### Extrait du texte:
-------------------------
Oui, plein, plein de fois. Ces trente dernières années, j’ai été plusieurs différentes versions de moi-même. Et c’est loin d’être fini j’espère. Je suis toujours en train d’évoluer. Je pense qu’il est nécessaire de se débarrasser de l’ancien soi pour renaître dans une version plus forte. C’est ma vision de la vie.

© William Spooner

“Je pense qu’il est nécessaire de se débarrasser de l’ancien soi pour renaître dans une version plus forte. C’est ma vision de la vie.”

Greentea Peng

Tu as souvent dit que la musique était pour toi un voyage spirituel, voire un moyen de guérison face aux tourments du monde. Encore plus aujourd’hui au vu du contexte actuel ?

C’est une partie importante de ma démarche. Je me sers en effet de la musique pour me guérir moi-même, mais j’espère toujours qu’elle aura le même effet sur les autres et qu’elle pourra notamment les aider à se connecter. Je n’aime pas trop juger ce que font les gens en général, puisque je n’apprécie pas qu’on le fasse envers moi. Mais je ne peux pas non plus ignorer que l’on traverse des périodes vraiment sombres. Je me nourris de ce monde que je qualifie de synthétique où la cupidité et le matérialisme sont les maîtres-mots pour imaginer et sortir des sons engagés. Je trouve qu’il est plus important que jamais de pouvoir s’exprimer honnêtement tout en faisant preuve d’humilité. Mais en même temps, qui suis-je pour donner ce genre de leçon ?

Tu joues de la basse dans certains morceaux de l’album. Quels sont les bassistes avec lesquels tu as grandi et qui t’ont inspirée ou qui t’inspirent aujourd’hui ?
-------------------------
### Extraits de données:
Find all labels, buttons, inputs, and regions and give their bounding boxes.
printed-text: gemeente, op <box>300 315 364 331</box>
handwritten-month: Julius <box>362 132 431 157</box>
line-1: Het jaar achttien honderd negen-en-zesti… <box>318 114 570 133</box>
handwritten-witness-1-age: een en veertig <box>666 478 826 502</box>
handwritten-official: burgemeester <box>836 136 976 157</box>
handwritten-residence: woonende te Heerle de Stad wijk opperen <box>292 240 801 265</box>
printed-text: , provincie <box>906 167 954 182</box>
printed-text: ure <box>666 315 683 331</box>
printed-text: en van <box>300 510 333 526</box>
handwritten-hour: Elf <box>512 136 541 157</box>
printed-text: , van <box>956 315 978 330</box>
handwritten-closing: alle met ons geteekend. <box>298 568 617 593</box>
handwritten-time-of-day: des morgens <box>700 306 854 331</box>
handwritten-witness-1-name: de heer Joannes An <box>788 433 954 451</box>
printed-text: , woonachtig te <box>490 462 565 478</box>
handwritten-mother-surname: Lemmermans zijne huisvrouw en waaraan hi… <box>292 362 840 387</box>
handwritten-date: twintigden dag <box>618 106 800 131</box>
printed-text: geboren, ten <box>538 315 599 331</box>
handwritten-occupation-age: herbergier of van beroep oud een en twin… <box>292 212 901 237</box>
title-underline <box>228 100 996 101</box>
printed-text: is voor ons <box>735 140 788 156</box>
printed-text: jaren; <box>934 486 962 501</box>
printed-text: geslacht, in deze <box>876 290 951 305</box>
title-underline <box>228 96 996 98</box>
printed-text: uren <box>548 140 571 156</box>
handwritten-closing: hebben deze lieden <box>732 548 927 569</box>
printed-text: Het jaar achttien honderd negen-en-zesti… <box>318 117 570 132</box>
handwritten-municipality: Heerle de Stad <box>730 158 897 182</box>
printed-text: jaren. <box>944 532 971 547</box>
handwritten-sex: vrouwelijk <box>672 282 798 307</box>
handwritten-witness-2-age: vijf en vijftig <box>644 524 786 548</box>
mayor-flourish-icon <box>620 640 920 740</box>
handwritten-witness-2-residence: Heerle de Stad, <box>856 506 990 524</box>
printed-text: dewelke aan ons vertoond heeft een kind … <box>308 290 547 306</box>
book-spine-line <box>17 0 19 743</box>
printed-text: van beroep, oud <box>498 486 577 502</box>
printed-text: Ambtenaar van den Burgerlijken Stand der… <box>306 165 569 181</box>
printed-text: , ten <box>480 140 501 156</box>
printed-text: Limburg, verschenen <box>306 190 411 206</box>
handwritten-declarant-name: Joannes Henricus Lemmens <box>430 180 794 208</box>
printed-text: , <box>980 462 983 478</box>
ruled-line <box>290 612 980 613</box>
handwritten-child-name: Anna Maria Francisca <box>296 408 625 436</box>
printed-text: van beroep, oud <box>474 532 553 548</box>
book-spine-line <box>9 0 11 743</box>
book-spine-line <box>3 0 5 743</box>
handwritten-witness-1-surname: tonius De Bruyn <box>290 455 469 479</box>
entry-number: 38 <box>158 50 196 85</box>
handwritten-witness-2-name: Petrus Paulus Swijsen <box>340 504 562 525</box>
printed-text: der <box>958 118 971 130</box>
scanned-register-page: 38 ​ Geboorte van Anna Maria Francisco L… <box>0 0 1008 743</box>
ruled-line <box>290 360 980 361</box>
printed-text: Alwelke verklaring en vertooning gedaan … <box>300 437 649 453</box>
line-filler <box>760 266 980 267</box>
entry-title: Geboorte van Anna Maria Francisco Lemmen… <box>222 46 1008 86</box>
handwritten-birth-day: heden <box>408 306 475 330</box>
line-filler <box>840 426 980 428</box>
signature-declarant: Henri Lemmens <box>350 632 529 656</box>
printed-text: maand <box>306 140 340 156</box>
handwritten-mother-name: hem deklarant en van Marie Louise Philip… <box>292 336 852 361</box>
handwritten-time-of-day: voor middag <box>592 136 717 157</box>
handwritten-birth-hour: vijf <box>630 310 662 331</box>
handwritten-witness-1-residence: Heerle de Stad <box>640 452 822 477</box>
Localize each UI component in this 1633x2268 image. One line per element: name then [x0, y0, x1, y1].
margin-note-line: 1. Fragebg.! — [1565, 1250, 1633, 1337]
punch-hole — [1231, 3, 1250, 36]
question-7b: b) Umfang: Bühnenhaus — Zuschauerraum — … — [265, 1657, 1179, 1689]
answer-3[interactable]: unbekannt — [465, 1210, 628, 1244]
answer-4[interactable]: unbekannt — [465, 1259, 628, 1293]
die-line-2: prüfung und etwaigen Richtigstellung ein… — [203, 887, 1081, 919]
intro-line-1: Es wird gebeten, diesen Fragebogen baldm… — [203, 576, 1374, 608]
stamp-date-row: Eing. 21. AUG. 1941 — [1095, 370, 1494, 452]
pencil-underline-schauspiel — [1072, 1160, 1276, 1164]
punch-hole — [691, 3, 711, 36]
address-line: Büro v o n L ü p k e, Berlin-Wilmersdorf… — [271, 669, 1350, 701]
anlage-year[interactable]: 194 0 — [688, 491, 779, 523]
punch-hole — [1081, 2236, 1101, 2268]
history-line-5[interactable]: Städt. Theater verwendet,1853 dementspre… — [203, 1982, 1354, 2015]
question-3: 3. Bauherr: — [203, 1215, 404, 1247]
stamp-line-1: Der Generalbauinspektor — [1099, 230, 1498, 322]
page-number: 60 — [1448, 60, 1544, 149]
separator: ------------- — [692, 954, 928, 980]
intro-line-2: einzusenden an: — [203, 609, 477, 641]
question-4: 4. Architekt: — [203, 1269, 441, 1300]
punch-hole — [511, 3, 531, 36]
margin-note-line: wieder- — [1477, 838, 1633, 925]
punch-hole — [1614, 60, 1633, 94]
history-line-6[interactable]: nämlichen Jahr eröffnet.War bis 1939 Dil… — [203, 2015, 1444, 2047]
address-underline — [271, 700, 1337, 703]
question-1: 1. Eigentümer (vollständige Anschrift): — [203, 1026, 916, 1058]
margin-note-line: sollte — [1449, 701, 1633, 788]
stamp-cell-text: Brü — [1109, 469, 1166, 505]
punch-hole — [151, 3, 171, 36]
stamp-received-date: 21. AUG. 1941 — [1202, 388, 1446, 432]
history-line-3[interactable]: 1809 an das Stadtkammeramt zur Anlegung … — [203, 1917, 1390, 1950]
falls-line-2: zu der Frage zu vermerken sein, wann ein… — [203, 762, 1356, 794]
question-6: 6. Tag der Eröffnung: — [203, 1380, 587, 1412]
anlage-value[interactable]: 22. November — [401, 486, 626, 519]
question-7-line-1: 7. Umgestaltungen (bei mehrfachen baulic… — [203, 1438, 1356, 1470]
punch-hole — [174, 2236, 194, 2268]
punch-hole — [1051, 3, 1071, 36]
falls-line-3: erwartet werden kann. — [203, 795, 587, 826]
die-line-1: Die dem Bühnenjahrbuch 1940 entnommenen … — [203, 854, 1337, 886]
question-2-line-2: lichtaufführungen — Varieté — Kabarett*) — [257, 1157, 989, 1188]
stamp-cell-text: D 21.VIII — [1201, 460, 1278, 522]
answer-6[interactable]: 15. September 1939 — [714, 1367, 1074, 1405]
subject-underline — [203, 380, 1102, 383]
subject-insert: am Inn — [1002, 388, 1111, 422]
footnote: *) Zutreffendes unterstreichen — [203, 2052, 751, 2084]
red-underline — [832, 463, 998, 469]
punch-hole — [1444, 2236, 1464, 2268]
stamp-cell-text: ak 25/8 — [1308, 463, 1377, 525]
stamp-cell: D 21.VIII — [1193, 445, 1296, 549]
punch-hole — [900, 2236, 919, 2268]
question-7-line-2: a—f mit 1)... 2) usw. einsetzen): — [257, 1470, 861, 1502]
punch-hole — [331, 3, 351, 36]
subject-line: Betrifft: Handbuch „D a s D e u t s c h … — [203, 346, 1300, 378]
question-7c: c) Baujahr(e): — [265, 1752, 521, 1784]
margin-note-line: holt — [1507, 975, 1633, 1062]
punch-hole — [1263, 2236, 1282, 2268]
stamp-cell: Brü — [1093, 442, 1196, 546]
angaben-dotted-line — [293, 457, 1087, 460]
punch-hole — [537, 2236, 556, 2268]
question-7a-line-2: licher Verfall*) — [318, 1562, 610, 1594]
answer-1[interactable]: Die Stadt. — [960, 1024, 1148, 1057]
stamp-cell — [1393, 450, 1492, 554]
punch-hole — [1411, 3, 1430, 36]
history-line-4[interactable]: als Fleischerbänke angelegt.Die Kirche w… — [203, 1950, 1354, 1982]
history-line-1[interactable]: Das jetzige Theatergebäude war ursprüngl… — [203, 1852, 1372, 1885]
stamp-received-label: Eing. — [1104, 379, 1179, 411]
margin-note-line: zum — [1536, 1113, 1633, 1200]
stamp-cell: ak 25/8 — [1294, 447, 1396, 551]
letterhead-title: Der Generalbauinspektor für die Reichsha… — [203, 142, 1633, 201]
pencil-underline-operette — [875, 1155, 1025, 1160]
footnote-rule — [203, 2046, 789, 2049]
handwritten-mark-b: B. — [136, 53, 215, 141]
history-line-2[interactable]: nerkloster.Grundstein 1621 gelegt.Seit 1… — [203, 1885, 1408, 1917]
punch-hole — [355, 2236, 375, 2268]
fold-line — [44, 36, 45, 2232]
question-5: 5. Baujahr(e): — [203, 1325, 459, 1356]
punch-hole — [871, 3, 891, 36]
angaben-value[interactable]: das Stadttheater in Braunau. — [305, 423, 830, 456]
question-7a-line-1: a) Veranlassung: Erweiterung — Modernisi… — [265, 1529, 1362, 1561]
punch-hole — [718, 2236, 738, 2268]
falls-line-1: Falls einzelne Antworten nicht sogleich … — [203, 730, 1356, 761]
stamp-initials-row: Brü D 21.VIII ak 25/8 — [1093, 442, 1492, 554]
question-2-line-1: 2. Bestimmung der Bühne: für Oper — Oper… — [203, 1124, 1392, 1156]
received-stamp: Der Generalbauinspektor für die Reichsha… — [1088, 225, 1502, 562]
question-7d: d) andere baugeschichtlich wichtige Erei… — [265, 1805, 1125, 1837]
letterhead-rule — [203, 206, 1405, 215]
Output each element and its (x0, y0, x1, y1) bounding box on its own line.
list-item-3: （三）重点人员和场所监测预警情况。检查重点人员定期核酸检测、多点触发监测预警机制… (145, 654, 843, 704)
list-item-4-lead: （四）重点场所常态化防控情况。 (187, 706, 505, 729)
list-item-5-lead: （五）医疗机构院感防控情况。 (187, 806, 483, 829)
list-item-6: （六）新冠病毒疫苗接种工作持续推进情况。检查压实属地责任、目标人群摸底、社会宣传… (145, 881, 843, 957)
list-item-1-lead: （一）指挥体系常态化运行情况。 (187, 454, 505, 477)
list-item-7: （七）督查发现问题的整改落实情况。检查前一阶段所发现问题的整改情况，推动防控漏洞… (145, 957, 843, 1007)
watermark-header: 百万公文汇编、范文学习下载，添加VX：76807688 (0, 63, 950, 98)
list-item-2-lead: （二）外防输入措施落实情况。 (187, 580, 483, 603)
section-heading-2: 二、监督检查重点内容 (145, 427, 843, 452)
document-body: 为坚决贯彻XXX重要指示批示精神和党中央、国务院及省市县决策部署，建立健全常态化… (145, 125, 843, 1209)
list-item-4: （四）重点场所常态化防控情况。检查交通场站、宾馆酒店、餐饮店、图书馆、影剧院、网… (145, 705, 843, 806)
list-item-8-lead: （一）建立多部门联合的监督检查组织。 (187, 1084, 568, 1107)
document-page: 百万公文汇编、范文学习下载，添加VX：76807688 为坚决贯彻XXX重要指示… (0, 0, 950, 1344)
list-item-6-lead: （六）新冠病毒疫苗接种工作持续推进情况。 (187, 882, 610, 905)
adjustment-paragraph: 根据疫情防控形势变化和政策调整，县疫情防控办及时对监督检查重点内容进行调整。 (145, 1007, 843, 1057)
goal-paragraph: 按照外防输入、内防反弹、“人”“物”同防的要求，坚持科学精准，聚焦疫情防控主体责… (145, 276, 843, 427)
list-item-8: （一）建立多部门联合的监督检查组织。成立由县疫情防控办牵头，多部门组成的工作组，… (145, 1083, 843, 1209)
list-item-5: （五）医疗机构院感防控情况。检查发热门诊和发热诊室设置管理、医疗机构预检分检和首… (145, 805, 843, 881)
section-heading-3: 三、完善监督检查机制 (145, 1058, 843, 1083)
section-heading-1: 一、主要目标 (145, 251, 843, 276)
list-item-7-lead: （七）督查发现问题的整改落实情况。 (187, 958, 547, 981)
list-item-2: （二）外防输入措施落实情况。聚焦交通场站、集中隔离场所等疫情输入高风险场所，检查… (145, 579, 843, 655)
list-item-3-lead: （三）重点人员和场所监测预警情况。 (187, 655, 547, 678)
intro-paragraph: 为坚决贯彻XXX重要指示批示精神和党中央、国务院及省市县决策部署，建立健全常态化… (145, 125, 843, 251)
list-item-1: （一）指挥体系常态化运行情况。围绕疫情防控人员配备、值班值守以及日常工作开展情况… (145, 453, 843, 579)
-------------------------
### Consignes de travail:
1. Dans l'entretien avec Greentea Peng, relevez tous les effets que l'artiste attribue à la musique ou espère lui voir produire dans sa réponse à la question sur la musique comme voyage spirituel.
2. Poursuivez l'entretien avec Greentea Peng à partir de sa dernière phrase.

### Éléments de réponse:
1.
- Se guérir soi-même
- Avoir le même effet sur les autres
- Aider notamment les autres à se connecter

2.
Sans hésiter, mon bassiste Tagara [Mhizha]. C’est le meilleur. Et je ne dis pas ça parce qu’il est dans mon groupe. Je l’aime tellement. Pour moi, il a une vraie touche magique. Il mérite tous les Grammys du monde pour son travail. Après, je ne peux pas oublier non plus Robbie [Shakespeare, du duo Sly and Robbie].

Festival Chorus, La Seine Musicale, Boulogne-Billancourt, 2024 © Frédéric Ragot

“Je me nourris de ce monde que je qualifie de synthétique où la cupidité et le matérialisme sont les maîtres-mots pour imaginer et sortir des sons engagés.”

Greentea Peng

Je voudrais revenir sur ton voyage au Mexique au milieu des années 2010. Tu as dit que c’était à l’occasion de ce séjour que tu étais retombée amoureuse de la musique. Peux-tu parler de cette expérience ?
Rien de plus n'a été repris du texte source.